## GIVEN INSTRUCTION
Word for word, restate every line of the listing that follows.

Dataset entries
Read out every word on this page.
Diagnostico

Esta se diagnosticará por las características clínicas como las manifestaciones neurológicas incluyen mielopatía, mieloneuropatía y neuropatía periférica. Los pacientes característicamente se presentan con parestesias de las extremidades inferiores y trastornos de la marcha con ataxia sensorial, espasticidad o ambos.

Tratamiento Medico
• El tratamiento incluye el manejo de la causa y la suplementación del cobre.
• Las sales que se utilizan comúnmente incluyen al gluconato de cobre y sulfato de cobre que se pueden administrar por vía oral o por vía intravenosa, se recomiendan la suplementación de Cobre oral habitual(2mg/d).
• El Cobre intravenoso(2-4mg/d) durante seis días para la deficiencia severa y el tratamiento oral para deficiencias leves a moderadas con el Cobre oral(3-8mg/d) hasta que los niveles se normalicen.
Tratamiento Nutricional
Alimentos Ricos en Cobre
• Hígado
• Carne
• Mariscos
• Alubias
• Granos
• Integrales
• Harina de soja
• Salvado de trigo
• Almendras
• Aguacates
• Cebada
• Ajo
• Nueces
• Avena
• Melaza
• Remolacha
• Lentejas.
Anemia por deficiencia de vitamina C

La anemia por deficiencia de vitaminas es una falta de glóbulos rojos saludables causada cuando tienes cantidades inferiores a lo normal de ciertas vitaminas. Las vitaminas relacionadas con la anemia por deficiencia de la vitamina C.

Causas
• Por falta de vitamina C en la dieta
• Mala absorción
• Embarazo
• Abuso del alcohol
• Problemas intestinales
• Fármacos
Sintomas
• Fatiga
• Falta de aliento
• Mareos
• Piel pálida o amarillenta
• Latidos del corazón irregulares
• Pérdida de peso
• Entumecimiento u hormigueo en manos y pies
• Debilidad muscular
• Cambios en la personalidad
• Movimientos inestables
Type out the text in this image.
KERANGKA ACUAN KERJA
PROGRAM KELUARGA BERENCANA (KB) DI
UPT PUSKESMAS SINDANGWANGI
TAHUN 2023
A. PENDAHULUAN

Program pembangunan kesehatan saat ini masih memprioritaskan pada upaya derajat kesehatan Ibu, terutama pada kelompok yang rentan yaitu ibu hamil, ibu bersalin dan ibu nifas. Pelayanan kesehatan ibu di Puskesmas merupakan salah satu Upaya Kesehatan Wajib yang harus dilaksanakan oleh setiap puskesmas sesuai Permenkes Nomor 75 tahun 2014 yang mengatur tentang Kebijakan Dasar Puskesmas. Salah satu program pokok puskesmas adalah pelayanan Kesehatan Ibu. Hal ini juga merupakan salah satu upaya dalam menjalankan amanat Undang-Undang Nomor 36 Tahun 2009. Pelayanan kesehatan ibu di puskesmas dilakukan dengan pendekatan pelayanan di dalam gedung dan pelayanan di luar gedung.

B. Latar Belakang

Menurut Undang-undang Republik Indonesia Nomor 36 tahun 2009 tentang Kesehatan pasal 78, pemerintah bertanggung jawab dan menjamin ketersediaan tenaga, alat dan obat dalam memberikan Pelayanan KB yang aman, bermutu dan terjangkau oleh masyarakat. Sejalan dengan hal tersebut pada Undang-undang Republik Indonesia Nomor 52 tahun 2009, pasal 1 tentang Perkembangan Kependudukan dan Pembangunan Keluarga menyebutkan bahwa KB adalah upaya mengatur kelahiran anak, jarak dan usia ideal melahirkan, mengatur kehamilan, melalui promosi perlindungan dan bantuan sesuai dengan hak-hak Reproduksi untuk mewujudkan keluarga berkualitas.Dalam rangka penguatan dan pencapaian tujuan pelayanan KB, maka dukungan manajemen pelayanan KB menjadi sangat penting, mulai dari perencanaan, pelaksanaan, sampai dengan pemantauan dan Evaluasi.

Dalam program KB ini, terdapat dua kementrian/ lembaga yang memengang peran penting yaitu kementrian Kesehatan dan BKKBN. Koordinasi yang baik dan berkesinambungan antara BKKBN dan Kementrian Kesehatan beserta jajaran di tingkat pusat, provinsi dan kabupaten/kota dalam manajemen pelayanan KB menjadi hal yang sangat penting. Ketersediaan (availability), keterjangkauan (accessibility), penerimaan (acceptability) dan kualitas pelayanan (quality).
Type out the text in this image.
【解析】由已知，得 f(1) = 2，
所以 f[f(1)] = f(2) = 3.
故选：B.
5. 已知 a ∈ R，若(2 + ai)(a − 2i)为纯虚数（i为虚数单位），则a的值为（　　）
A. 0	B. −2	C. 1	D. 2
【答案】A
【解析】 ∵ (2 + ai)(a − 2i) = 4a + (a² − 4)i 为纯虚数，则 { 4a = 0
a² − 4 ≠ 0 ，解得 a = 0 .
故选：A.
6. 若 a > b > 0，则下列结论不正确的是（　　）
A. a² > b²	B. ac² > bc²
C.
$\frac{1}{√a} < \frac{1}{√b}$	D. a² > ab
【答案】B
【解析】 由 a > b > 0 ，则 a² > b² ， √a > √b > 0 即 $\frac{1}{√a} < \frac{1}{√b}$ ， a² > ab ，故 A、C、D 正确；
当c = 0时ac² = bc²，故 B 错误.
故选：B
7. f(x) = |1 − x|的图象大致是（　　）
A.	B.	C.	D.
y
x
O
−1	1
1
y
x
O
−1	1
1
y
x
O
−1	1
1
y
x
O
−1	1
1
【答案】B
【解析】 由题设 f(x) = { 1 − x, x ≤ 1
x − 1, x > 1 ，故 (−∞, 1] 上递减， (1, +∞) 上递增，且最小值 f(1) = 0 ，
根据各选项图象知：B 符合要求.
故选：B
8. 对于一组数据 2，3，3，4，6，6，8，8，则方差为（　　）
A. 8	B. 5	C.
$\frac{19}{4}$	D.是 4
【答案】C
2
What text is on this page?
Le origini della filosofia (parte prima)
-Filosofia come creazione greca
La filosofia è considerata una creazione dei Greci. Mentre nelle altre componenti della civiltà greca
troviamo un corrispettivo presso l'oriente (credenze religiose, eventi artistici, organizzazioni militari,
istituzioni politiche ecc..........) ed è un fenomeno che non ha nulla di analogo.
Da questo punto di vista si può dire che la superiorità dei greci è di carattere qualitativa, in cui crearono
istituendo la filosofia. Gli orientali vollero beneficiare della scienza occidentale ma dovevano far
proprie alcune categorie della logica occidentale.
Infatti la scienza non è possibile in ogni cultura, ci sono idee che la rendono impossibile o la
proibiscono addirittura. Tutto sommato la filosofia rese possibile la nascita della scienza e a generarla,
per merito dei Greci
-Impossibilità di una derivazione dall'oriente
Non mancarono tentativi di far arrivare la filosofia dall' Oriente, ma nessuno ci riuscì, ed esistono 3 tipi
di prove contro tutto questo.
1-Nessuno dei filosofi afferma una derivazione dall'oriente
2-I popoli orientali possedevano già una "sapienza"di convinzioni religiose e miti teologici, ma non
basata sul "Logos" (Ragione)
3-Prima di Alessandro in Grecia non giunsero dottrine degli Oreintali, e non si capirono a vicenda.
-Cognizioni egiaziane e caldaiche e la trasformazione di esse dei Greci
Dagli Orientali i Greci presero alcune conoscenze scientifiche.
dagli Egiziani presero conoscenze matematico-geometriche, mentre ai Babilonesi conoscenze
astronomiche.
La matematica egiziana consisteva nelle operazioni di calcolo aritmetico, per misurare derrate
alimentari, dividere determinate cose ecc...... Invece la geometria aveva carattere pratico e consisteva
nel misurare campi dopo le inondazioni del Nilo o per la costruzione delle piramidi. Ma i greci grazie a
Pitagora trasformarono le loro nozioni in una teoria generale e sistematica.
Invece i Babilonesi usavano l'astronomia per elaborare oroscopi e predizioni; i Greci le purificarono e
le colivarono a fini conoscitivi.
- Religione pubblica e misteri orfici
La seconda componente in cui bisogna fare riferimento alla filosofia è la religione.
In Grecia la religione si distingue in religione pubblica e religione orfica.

## TASK ANSWER
Read out every word on this page.
Diagnostico

Esta se diagnosticará por las características clínicas como las manifestaciones neurológicas incluyen mielopatía, mieloneuropatía y neuropatía periférica. Los pacientes característicamente se presentan con parestesias de las extremidades inferiores y trastornos de la marcha con ataxia sensorial, espasticidad o ambos.

Tratamiento Medico
• El tratamiento incluye el manejo de la causa y la suplementación del cobre.
• Las sales que se utilizan comúnmente incluyen al gluconato de cobre y sulfato de cobre que se pueden administrar por vía oral o por vía intravenosa, se recomiendan la suplementación de Cobre oral habitual(2mg/d).
• El Cobre intravenoso(2-4mg/d) durante seis días para la deficiencia severa y el tratamiento oral para deficiencias leves a moderadas con el Cobre oral(3-8mg/d) hasta que los niveles se normalicen.
Tratamiento Nutricional
Alimentos Ricos en Cobre
• Hígado
• Carne
• Mariscos
• Alubias
• Granos
• Integrales
• Harina de soja
• Salvado de trigo
• Almendras
• Aguacates
• Cebada
• Ajo
• Nueces
• Avena
• Melaza
• Remolacha
• Lentejas.
Anemia por deficiencia de vitamina C

La anemia por deficiencia de vitaminas es una falta de glóbulos rojos saludables causada cuando tienes cantidades inferiores a lo normal de ciertas vitaminas. Las vitaminas relacionadas con la anemia por deficiencia de la vitamina C.

Causas
• Por falta de vitamina C en la dieta
• Mala absorción
• Embarazo
• Abuso del alcohol
• Problemas intestinales
• Fármacos
Sintomas
• Fatiga
• Falta de aliento
• Mareos
• Piel pálida o amarillenta
• Latidos del corazón irregulares
• Pérdida de peso
• Entumecimiento u hormigueo en manos y pies
• Debilidad muscular
• Cambios en la personalidad
• Movimientos inestables
Type out the text in this image.
KERANGKA ACUAN KERJA
PROGRAM KELUARGA BERENCANA (KB) DI
UPT PUSKESMAS SINDANGWANGI
TAHUN 2023
A. PENDAHULUAN

Program pembangunan kesehatan saat ini masih memprioritaskan pada upaya derajat kesehatan Ibu, terutama pada kelompok yang rentan yaitu ibu hamil, ibu bersalin dan ibu nifas. Pelayanan kesehatan ibu di Puskesmas merupakan salah satu Upaya Kesehatan Wajib yang harus dilaksanakan oleh setiap puskesmas sesuai Permenkes Nomor 75 tahun 2014 yang mengatur tentang Kebijakan Dasar Puskesmas. Salah satu program pokok puskesmas adalah pelayanan Kesehatan Ibu. Hal ini juga merupakan salah satu upaya dalam menjalankan amanat Undang-Undang Nomor 36 Tahun 2009. Pelayanan kesehatan ibu di puskesmas dilakukan dengan pendekatan pelayanan di dalam gedung dan pelayanan di luar gedung.

B. Latar Belakang

Menurut Undang-undang Republik Indonesia Nomor 36 tahun 2009 tentang Kesehatan pasal 78, pemerintah bertanggung jawab dan menjamin ketersediaan tenaga, alat dan obat dalam memberikan Pelayanan KB yang aman, bermutu dan terjangkau oleh masyarakat. Sejalan dengan hal tersebut pada Undang-undang Republik Indonesia Nomor 52 tahun 2009, pasal 1 tentang Perkembangan Kependudukan dan Pembangunan Keluarga menyebutkan bahwa KB adalah upaya mengatur kelahiran anak, jarak dan usia ideal melahirkan, mengatur kehamilan, melalui promosi perlindungan dan bantuan sesuai dengan hak-hak Reproduksi untuk mewujudkan keluarga berkualitas.Dalam rangka penguatan dan pencapaian tujuan pelayanan KB, maka dukungan manajemen pelayanan KB menjadi sangat penting, mulai dari perencanaan, pelaksanaan, sampai dengan pemantauan dan Evaluasi.

Dalam program KB ini, terdapat dua kementrian/ lembaga yang memengang peran penting yaitu kementrian Kesehatan dan BKKBN. Koordinasi yang baik dan berkesinambungan antara BKKBN dan Kementrian Kesehatan beserta jajaran di tingkat pusat, provinsi dan kabupaten/kota dalam manajemen pelayanan KB menjadi hal yang sangat penting. Ketersediaan (availability), keterjangkauan (accessibility), penerimaan (acceptability) dan kualitas pelayanan (quality).
Type out the text in this image.
【解析】由已知，得 f(1) = 2，
所以 f[f(1)] = f(2) = 3.
故选：B.
5. 已知 a ∈ R，若(2 + ai)(a − 2i)为纯虚数（i为虚数单位），则a的值为（　　）
A. 0	B. −2	C. 1	D. 2
【答案】A
【解析】 ∵ (2 + ai)(a − 2i) = 4a + (a² − 4)i 为纯虚数，则 { 4a = 0
a² − 4 ≠ 0 ，解得 a = 0 .
故选：A.
6. 若 a > b > 0，则下列结论不正确的是（　　）
A. a² > b²	B. ac² > bc²
C.
$\frac{1}{√a} < \frac{1}{√b}$	D. a² > ab
【答案】B
【解析】 由 a > b > 0 ，则 a² > b² ， √a > √b > 0 即 $\frac{1}{√a} < \frac{1}{√b}$ ， a² > ab ，故 A、C、D 正确；
当c = 0时ac² = bc²，故 B 错误.
故选：B
7. f(x) = |1 − x|的图象大致是（　　）
A.	B.	C.	D.
y
x
O
−1	1
1
y
x
O
−1	1
1
y
x
O
−1	1
1
y
x
O
−1	1
1
【答案】B
【解析】 由题设 f(x) = { 1 − x, x ≤ 1
x − 1, x > 1 ，故 (−∞, 1] 上递减， (1, +∞) 上递增，且最小值 f(1) = 0 ，
根据各选项图象知：B 符合要求.
故选：B
8. 对于一组数据 2，3，3，4，6，6，8，8，则方差为（　　）
A. 8	B. 5	C.
$\frac{19}{4}$	D.是 4
【答案】C
2
What text is on this page?
Le origini della filosofia (parte prima)
-Filosofia come creazione greca
La filosofia è considerata una creazione dei Greci. Mentre nelle altre componenti della civiltà greca
troviamo un corrispettivo presso l'oriente (credenze religiose, eventi artistici, organizzazioni militari,
istituzioni politiche ecc..........) ed è un fenomeno che non ha nulla di analogo.
Da questo punto di vista si può dire che la superiorità dei greci è di carattere qualitativa, in cui crearono
istituendo la filosofia. Gli orientali vollero beneficiare della scienza occidentale ma dovevano far
proprie alcune categorie della logica occidentale.
Infatti la scienza non è possibile in ogni cultura, ci sono idee che la rendono impossibile o la
proibiscono addirittura. Tutto sommato la filosofia rese possibile la nascita della scienza e a generarla,
per merito dei Greci
-Impossibilità di una derivazione dall'oriente
Non mancarono tentativi di far arrivare la filosofia dall' Oriente, ma nessuno ci riuscì, ed esistono 3 tipi
di prove contro tutto questo.
1-Nessuno dei filosofi afferma una derivazione dall'oriente
2-I popoli orientali possedevano già una "sapienza"di convinzioni religiose e miti teologici, ma non
basata sul "Logos" (Ragione)
3-Prima di Alessandro in Grecia non giunsero dottrine degli Oreintali, e non si capirono a vicenda.
-Cognizioni egiaziane e caldaiche e la trasformazione di esse dei Greci
Dagli Orientali i Greci presero alcune conoscenze scientifiche.
dagli Egiziani presero conoscenze matematico-geometriche, mentre ai Babilonesi conoscenze
astronomiche.
La matematica egiziana consisteva nelle operazioni di calcolo aritmetico, per misurare derrate
alimentari, dividere determinate cose ecc...... Invece la geometria aveva carattere pratico e consisteva
nel misurare campi dopo le inondazioni del Nilo o per la costruzione delle piramidi. Ma i greci grazie a
Pitagora trasformarono le loro nozioni in una teoria generale e sistematica.
Invece i Babilonesi usavano l'astronomia per elaborare oroscopi e predizioni; i Greci le purificarono e
le colivarono a fini conoscitivi.
- Religione pubblica e misteri orfici
La seconda componente in cui bisogna fare riferimento alla filosofia è la religione.
In Grecia la religione si distingue in religione pubblica e religione orfica.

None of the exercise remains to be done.